Search the material below for the word "cheese". Copy every line that has it.
──────────────────────────────
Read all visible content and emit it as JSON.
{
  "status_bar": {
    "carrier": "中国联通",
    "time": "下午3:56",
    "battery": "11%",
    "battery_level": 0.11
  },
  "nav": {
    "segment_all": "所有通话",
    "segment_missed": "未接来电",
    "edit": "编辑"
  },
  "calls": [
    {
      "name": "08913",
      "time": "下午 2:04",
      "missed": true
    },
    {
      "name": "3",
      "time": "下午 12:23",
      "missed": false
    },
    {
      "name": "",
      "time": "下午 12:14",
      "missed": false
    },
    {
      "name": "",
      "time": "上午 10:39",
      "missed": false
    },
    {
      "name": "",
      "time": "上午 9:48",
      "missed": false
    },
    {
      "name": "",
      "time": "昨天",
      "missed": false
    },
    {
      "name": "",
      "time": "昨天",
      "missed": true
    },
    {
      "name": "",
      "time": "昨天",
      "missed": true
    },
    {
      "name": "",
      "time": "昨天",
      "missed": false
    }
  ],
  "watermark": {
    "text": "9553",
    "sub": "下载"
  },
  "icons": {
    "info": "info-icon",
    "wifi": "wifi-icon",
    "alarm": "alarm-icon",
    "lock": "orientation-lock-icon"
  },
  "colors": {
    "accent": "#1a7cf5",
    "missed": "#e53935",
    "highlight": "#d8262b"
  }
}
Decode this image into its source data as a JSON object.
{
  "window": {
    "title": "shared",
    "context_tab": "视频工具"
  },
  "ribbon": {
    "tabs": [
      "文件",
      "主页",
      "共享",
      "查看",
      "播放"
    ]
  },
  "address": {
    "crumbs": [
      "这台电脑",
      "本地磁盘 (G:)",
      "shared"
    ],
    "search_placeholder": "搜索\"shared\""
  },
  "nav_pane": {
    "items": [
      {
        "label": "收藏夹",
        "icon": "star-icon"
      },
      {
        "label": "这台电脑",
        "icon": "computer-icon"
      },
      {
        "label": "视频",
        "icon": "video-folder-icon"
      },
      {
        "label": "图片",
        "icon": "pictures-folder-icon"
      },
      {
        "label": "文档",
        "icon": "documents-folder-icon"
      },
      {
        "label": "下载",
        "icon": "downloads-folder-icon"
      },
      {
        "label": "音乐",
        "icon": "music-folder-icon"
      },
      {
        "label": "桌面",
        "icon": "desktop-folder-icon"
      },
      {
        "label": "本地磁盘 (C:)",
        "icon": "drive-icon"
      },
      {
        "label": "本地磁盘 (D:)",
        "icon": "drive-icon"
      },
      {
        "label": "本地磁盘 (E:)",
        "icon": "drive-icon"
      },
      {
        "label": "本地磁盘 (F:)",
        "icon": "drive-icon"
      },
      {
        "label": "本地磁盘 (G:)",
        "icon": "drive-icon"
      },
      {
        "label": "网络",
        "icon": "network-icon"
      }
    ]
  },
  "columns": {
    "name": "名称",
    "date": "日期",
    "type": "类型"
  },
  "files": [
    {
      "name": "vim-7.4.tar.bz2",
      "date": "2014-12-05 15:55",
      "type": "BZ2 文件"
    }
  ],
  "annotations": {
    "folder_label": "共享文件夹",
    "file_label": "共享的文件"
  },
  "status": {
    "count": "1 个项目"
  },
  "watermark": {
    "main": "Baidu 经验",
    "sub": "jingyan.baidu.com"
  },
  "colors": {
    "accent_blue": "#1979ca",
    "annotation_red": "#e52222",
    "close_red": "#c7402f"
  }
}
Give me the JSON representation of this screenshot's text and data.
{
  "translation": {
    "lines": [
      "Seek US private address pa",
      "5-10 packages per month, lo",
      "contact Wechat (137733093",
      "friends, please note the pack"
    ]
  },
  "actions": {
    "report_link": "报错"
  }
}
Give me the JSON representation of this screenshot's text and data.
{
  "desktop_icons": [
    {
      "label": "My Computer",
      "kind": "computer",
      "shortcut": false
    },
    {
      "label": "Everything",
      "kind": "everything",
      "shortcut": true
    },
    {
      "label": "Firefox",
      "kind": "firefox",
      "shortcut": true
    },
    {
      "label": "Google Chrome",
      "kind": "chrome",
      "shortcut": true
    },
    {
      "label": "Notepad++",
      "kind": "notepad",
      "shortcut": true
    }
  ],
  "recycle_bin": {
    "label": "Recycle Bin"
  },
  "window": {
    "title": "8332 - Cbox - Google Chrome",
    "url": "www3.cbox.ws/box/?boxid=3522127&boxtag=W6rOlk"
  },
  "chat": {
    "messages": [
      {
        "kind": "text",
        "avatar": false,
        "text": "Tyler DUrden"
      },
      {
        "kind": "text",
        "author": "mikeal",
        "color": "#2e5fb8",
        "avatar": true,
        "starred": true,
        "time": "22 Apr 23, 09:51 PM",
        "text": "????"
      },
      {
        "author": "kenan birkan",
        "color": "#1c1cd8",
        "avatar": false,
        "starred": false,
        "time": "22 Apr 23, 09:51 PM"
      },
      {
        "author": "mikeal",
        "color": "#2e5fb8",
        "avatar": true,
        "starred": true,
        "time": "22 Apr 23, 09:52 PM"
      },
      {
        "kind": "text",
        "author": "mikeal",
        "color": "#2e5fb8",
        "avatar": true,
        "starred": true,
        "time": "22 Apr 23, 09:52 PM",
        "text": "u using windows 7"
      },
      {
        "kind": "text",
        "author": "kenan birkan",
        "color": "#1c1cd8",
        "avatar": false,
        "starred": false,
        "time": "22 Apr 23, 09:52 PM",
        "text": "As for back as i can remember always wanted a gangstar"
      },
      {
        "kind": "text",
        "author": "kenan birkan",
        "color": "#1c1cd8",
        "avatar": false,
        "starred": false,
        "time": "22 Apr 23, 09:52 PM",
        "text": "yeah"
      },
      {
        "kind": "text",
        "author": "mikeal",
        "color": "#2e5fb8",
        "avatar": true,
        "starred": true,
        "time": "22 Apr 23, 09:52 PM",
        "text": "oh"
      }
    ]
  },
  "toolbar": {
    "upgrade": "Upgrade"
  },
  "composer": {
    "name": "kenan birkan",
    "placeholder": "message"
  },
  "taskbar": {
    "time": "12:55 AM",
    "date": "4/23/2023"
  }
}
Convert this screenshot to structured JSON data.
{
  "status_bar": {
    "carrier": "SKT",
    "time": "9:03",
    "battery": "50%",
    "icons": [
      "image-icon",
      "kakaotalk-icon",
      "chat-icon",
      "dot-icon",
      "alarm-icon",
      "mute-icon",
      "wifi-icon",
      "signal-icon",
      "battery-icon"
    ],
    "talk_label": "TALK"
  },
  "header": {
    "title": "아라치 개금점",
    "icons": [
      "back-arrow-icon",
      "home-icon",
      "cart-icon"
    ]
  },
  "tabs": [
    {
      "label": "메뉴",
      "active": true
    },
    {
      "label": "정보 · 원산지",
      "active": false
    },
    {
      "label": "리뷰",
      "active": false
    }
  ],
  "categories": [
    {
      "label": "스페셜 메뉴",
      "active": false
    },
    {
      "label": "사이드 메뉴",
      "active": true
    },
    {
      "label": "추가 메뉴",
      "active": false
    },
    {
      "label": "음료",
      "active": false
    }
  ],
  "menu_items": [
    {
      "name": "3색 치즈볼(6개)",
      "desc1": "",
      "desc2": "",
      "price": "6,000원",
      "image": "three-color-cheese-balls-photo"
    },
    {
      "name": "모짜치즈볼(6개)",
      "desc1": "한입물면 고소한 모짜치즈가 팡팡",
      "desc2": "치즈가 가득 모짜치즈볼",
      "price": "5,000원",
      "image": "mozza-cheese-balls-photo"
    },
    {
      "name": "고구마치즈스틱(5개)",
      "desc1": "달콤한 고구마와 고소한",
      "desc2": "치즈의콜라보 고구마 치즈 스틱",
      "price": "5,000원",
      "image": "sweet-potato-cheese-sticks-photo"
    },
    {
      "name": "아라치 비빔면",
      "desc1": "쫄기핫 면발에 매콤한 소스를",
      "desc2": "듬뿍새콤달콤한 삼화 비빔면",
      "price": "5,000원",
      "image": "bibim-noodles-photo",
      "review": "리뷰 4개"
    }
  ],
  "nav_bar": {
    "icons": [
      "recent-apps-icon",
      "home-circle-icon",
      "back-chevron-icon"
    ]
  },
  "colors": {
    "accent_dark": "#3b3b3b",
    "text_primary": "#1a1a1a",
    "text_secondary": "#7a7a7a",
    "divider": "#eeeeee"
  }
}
──────────────────────────────
Solution to the exercise:
      "image": "three-color-cheese-balls-photo"
      "image": "mozza-cheese-balls-photo"
      "image": "sweet-potato-cheese-sticks-photo"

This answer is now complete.